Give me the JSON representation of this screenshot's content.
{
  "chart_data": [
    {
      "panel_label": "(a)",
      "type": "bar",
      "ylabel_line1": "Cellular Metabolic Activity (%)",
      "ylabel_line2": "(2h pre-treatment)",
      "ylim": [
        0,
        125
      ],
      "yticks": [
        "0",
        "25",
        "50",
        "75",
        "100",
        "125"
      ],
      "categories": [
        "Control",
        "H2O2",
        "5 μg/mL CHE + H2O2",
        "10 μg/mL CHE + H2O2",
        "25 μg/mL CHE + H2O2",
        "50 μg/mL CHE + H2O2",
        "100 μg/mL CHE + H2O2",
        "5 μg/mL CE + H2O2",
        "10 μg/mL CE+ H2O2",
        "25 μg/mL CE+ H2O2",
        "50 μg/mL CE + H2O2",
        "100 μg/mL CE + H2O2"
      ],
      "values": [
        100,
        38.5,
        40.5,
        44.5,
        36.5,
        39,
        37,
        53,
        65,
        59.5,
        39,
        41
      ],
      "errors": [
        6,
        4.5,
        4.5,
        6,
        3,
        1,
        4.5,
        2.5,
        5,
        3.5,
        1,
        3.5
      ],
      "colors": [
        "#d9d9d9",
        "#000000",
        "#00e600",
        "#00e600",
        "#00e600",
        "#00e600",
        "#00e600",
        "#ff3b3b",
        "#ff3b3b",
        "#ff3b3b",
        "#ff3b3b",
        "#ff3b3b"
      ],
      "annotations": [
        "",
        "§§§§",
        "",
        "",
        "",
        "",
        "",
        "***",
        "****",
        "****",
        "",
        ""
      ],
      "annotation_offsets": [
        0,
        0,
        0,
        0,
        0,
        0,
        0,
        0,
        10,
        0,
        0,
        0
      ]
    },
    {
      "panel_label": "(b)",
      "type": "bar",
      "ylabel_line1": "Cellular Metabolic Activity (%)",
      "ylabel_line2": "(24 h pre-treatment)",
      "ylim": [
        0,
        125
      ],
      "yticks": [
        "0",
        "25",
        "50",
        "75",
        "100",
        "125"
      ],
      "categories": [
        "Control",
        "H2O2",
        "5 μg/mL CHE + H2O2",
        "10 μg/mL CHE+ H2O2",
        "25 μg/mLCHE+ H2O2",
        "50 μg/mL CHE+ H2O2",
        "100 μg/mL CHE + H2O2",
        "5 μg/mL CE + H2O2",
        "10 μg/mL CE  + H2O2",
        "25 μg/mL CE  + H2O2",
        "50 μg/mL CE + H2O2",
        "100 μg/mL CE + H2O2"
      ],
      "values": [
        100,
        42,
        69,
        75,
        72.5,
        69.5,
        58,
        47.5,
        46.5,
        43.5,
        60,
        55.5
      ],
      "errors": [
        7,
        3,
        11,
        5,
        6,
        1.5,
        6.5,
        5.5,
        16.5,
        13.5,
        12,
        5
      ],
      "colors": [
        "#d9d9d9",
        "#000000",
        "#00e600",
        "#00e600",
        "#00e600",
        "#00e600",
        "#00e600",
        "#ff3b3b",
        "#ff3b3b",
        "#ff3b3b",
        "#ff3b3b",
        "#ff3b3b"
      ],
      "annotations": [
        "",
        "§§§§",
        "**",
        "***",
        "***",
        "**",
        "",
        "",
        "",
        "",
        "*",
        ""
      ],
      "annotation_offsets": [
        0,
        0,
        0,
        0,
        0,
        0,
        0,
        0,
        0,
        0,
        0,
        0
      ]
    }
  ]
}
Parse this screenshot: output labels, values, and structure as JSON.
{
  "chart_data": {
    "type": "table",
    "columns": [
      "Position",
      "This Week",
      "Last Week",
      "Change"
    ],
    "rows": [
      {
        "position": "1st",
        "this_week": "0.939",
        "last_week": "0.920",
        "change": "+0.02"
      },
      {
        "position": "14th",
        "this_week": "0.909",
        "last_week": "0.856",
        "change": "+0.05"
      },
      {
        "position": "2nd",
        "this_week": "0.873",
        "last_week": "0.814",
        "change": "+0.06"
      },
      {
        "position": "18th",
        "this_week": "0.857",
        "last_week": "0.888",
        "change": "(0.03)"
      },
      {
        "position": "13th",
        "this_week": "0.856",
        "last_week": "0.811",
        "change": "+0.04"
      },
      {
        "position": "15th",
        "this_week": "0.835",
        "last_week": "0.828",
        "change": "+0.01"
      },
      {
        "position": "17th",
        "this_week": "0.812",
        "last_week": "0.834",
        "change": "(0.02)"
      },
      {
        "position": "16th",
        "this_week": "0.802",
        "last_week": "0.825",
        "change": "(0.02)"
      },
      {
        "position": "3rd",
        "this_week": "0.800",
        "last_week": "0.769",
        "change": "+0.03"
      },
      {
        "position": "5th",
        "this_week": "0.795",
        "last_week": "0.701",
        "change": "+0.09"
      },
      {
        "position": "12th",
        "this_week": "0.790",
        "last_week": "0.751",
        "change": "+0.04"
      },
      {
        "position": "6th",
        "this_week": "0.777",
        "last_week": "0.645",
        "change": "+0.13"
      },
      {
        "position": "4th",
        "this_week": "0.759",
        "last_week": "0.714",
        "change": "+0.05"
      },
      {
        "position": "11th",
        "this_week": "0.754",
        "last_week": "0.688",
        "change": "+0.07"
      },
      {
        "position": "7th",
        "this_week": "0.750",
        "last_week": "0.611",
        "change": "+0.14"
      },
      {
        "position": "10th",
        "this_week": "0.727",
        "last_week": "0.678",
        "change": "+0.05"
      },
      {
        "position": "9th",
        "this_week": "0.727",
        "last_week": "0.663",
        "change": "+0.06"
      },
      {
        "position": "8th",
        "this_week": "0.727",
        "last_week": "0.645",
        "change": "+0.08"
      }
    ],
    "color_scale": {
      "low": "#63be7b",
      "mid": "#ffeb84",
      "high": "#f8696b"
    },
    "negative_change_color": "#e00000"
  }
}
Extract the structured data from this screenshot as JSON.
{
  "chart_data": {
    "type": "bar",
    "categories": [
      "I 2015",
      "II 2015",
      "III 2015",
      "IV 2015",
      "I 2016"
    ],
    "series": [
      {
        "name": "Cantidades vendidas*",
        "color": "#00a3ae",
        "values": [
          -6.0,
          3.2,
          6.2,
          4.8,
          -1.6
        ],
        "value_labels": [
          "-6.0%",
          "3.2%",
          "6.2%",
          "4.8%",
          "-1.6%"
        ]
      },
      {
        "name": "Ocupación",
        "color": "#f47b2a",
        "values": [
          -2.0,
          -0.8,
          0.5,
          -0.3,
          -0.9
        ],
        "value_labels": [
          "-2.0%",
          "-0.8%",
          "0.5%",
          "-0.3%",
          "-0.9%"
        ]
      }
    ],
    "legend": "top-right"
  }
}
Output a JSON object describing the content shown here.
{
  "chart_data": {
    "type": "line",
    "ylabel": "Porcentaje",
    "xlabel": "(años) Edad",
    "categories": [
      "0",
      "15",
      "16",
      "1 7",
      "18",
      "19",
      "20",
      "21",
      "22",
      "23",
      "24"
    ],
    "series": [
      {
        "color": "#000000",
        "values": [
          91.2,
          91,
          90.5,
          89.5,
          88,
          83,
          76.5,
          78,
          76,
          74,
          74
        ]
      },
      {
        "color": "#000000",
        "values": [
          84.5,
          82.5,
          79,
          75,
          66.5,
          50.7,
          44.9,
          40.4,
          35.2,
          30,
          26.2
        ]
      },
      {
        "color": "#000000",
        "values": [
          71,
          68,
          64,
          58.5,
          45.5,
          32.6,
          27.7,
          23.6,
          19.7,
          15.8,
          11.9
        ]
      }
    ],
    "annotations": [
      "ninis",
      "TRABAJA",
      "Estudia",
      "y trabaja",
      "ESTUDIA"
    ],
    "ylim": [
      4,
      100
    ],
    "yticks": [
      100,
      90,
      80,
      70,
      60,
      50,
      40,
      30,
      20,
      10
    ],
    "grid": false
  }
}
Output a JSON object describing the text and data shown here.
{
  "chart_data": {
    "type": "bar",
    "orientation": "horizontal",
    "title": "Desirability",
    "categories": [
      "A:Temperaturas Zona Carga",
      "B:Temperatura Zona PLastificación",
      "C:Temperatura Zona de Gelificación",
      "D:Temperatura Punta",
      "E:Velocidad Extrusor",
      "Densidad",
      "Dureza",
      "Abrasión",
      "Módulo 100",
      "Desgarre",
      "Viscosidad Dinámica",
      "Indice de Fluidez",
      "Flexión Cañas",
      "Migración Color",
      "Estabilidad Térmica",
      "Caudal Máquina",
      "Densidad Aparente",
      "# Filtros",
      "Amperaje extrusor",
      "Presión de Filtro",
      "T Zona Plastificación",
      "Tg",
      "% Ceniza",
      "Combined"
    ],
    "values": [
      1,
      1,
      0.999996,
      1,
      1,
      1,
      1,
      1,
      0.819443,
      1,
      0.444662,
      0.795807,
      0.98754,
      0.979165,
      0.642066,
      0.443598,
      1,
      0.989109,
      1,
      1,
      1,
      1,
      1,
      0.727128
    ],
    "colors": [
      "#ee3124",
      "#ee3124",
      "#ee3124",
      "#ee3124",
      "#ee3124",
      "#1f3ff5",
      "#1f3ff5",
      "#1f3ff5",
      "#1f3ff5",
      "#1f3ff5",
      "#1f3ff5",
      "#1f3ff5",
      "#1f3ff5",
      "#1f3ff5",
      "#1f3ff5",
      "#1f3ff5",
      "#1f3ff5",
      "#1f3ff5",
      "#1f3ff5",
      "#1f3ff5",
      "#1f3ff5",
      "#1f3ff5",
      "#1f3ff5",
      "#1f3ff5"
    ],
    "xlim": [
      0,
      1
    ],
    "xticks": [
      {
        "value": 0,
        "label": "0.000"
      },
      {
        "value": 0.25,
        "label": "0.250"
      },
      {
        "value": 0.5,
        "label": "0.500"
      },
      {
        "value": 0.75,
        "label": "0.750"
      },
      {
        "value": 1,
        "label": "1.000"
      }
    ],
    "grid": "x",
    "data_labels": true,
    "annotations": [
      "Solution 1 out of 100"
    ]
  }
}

----

**Task instructions:** Return every line above in which the string "describing" occurs.

**Solved exercise:**
Output a JSON object describing the content shown here.
Output a JSON object describing the text and data shown here.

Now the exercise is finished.